Task to carry out:
Repeat the records below exactly as they appear.

──────── Given records ────────

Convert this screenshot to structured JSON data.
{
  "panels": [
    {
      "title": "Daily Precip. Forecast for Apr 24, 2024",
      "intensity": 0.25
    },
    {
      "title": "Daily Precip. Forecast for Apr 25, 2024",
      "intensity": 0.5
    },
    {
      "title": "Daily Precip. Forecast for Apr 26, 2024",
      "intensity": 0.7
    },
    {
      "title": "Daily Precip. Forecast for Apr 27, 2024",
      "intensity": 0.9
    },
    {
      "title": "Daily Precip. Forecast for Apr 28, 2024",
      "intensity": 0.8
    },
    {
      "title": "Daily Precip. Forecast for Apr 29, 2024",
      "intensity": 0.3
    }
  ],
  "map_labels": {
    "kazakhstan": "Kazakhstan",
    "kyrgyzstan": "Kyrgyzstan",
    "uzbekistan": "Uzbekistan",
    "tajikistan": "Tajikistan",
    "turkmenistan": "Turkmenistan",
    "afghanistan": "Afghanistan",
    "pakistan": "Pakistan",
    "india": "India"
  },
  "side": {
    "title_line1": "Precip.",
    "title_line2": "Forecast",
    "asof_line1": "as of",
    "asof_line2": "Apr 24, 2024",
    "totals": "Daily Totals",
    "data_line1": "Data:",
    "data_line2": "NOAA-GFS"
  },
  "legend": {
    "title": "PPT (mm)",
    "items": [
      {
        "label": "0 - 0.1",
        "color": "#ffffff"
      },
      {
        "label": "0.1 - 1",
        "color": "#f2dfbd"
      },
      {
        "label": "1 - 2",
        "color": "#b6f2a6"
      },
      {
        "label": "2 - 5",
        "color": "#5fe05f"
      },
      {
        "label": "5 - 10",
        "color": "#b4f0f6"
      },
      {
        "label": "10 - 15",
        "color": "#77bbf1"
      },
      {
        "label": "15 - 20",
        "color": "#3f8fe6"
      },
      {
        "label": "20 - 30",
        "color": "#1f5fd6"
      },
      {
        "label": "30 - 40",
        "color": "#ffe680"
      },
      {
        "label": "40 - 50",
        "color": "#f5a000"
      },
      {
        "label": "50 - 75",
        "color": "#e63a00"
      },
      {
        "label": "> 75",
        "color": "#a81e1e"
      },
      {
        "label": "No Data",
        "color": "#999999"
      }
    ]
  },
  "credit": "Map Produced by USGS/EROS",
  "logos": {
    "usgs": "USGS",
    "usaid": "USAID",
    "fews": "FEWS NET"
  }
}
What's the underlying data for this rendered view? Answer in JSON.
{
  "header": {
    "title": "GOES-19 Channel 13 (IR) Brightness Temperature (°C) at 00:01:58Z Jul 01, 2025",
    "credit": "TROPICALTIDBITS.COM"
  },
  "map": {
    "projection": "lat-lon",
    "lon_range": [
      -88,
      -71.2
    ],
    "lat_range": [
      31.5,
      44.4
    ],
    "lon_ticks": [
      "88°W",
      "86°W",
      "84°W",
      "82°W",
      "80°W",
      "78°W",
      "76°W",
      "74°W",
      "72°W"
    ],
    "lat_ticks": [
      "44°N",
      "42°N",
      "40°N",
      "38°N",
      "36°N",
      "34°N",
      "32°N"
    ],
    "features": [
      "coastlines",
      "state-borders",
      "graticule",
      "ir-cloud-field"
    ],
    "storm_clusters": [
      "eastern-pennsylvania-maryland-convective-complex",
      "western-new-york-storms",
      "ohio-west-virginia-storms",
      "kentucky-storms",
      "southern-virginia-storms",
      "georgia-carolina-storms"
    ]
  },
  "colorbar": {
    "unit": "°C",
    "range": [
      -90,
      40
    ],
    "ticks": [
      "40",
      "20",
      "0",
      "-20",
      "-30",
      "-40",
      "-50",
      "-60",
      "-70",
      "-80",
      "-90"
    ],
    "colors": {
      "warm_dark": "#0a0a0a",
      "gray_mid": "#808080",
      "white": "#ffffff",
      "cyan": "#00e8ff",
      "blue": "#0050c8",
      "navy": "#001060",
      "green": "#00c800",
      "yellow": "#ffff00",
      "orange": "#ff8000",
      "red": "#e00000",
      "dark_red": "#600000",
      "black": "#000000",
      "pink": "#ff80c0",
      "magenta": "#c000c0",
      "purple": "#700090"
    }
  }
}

────────

Written response:
Convert this screenshot to structured JSON data.
{
  "panels": [
    {
      "title": "Daily Precip. Forecast for Apr 24, 2024",
      "intensity": 0.25
    },
    {
      "title": "Daily Precip. Forecast for Apr 25, 2024",
      "intensity": 0.5
    },
    {
      "title": "Daily Precip. Forecast for Apr 26, 2024",
      "intensity": 0.7
    },
    {
      "title": "Daily Precip. Forecast for Apr 27, 2024",
      "intensity": 0.9
    },
    {
      "title": "Daily Precip. Forecast for Apr 28, 2024",
      "intensity": 0.8
    },
    {
      "title": "Daily Precip. Forecast for Apr 29, 2024",
      "intensity": 0.3
    }
  ],
  "map_labels": {
    "kazakhstan": "Kazakhstan",
    "kyrgyzstan": "Kyrgyzstan",
    "uzbekistan": "Uzbekistan",
    "tajikistan": "Tajikistan",
    "turkmenistan": "Turkmenistan",
    "afghanistan": "Afghanistan",
    "pakistan": "Pakistan",
    "india": "India"
  },
  "side": {
    "title_line1": "Precip.",
    "title_line2": "Forecast",
    "asof_line1": "as of",
    "asof_line2": "Apr 24, 2024",
    "totals": "Daily Totals",
    "data_line1": "Data:",
    "data_line2": "NOAA-GFS"
  },
  "legend": {
    "title": "PPT (mm)",
    "items": [
      {
        "label": "0 - 0.1",
        "color": "#ffffff"
      },
      {
        "label": "0.1 - 1",
        "color": "#f2dfbd"
      },
      {
        "label": "1 - 2",
        "color": "#b6f2a6"
      },
      {
        "label": "2 - 5",
        "color": "#5fe05f"
      },
      {
        "label": "5 - 10",
        "color": "#b4f0f6"
      },
      {
        "label": "10 - 15",
        "color": "#77bbf1"
      },
      {
        "label": "15 - 20",
        "color": "#3f8fe6"
      },
      {
        "label": "20 - 30",
        "color": "#1f5fd6"
      },
      {
        "label": "30 - 40",
        "color": "#ffe680"
      },
      {
        "label": "40 - 50",
        "color": "#f5a000"
      },
      {
        "label": "50 - 75",
        "color": "#e63a00"
      },
      {
        "label": "> 75",
        "color": "#a81e1e"
      },
      {
        "label": "No Data",
        "color": "#999999"
      }
    ]
  },
  "credit": "Map Produced by USGS/EROS",
  "logos": {
    "usgs": "USGS",
    "usaid": "USAID",
    "fews": "FEWS NET"
  }
}
What's the underlying data for this rendered view? Answer in JSON.
{
  "header": {
    "title": "GOES-19 Channel 13 (IR) Brightness Temperature (°C) at 00:01:58Z Jul 01, 2025",
    "credit": "TROPICALTIDBITS.COM"
  },
  "map": {
    "projection": "lat-lon",
    "lon_range": [
      -88,
      -71.2
    ],
    "lat_range": [
      31.5,
      44.4
    ],
    "lon_ticks": [
      "88°W",
      "86°W",
      "84°W",
      "82°W",
      "80°W",
      "78°W",
      "76°W",
      "74°W",
      "72°W"
    ],
    "lat_ticks": [
      "44°N",
      "42°N",
      "40°N",
      "38°N",
      "36°N",
      "34°N",
      "32°N"
    ],
    "features": [
      "coastlines",
      "state-borders",
      "graticule",
      "ir-cloud-field"
    ],
    "storm_clusters": [
      "eastern-pennsylvania-maryland-convective-complex",
      "western-new-york-storms",
      "ohio-west-virginia-storms",
      "kentucky-storms",
      "southern-virginia-storms",
      "georgia-carolina-storms"
    ]
  },
  "colorbar": {
    "unit": "°C",
    "range": [
      -90,
      40
    ],
    "ticks": [
      "40",
      "20",
      "0",
      "-20",
      "-30",
      "-40",
      "-50",
      "-60",
      "-70",
      "-80",
      "-90"
    ],
    "colors": {
      "warm_dark": "#0a0a0a",
      "gray_mid": "#808080",
      "white": "#ffffff",
      "cyan": "#00e8ff",
      "blue": "#0050c8",
      "navy": "#001060",
      "green": "#00c800",
      "yellow": "#ffff00",
      "orange": "#ff8000",
      "red": "#e00000",
      "dark_red": "#600000",
      "black": "#000000",
      "pink": "#ff80c0",
      "magenta": "#c000c0",
      "purple": "#700090"
    }
  }
}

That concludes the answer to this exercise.